#### [JOB]
Filter the records below for the word "output". Copy each line that holds it.

[Saved entries]
########
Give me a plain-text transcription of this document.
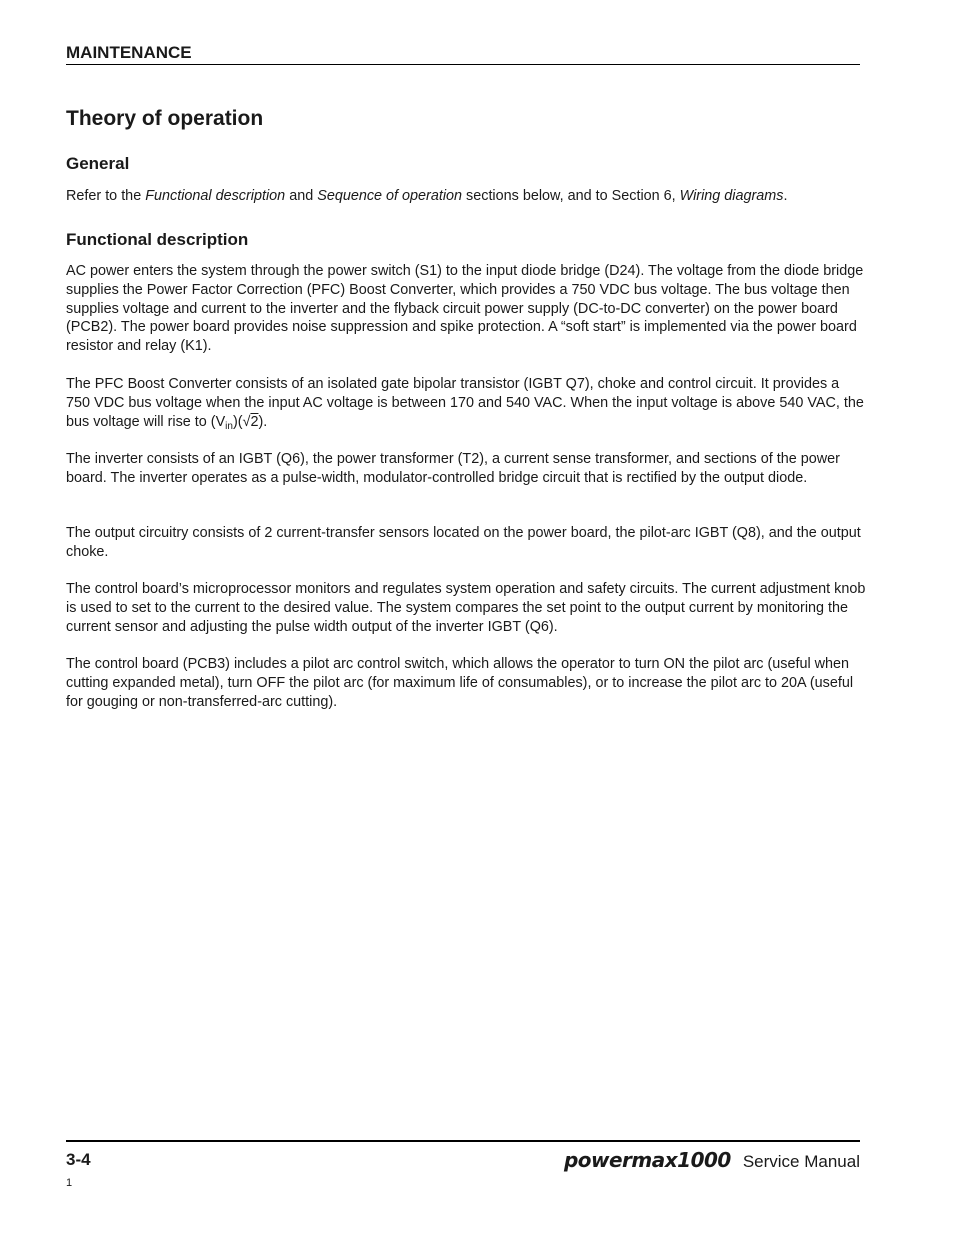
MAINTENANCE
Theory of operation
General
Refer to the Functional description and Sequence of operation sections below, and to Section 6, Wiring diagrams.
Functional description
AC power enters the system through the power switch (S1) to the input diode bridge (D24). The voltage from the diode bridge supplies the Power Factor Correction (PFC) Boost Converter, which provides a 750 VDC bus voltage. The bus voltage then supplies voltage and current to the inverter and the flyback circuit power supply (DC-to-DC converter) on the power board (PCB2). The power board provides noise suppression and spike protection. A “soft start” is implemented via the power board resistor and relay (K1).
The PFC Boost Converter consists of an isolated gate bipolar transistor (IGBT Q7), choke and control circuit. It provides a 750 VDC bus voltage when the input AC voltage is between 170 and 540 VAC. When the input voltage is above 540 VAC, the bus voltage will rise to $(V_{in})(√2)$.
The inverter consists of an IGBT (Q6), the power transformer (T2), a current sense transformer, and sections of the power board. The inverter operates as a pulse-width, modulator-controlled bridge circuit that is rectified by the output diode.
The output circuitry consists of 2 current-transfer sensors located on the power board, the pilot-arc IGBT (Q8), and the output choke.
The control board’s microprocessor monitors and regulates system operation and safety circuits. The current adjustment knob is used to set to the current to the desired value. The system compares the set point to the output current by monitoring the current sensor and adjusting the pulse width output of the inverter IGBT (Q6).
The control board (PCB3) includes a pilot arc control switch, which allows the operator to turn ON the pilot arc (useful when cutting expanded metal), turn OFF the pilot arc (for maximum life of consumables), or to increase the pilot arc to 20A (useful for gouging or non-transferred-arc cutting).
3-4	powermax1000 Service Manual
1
########
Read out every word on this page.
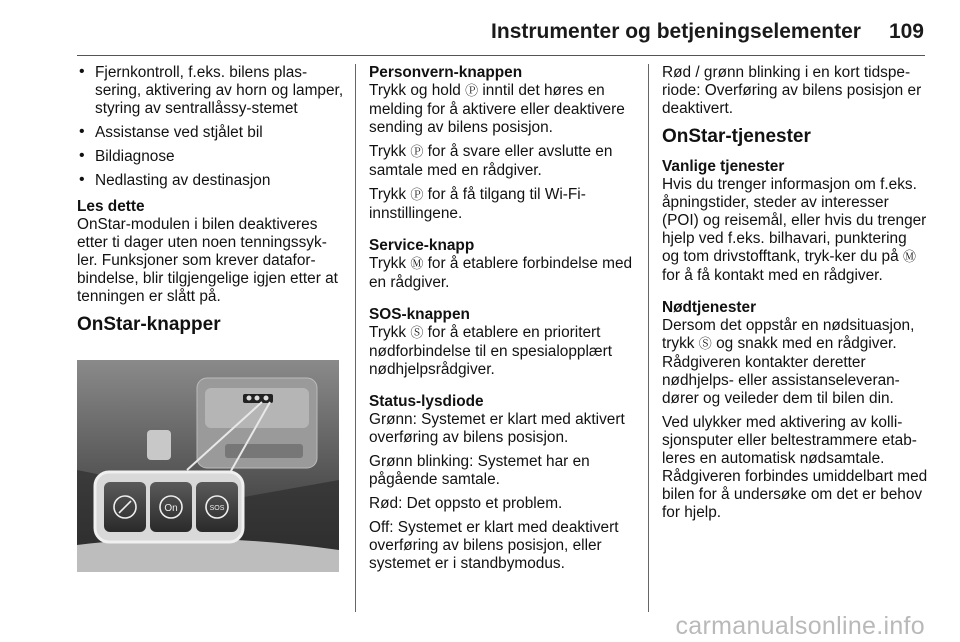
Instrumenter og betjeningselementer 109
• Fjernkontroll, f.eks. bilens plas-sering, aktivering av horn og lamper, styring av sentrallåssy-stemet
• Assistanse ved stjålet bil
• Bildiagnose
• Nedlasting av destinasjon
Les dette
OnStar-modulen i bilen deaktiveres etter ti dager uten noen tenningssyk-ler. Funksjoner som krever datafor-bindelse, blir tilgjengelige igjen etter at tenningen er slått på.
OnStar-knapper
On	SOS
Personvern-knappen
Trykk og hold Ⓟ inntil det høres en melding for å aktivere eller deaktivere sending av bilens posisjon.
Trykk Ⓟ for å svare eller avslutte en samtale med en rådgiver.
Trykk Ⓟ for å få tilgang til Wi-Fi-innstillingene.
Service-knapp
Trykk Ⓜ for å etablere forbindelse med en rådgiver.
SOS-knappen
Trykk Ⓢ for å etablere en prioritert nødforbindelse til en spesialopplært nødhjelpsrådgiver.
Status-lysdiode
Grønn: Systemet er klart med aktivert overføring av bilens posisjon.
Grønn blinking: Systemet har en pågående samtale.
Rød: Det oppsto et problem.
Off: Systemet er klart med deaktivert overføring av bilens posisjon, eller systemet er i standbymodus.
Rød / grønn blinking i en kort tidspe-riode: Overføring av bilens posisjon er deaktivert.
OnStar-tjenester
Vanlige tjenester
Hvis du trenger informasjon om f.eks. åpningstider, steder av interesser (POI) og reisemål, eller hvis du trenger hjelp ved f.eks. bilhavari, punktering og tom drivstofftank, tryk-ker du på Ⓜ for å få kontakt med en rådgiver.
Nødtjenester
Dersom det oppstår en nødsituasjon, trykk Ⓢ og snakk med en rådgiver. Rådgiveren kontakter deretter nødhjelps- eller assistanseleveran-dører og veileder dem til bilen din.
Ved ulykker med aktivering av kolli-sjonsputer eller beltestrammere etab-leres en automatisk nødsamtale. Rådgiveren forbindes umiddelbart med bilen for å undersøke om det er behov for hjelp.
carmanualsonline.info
########
#### [SOLUTION FOR THIS TASK]
The inverter consists of an IGBT (Q6), the power transformer (T2), a current sense transformer, and sections of the power board. The inverter operates as a pulse-width, modulator-controlled bridge circuit that is rectified by the output diode.
The output circuitry consists of 2 current-transfer sensors located on the power board, the pilot-arc IGBT (Q8), and the output choke.
The control board’s microprocessor monitors and regulates system operation and safety circuits. The current adjustment knob is used to set to the current to the desired value. The system compares the set point to the output current by monitoring the current sensor and adjusting the pulse width output of the inverter IGBT (Q6).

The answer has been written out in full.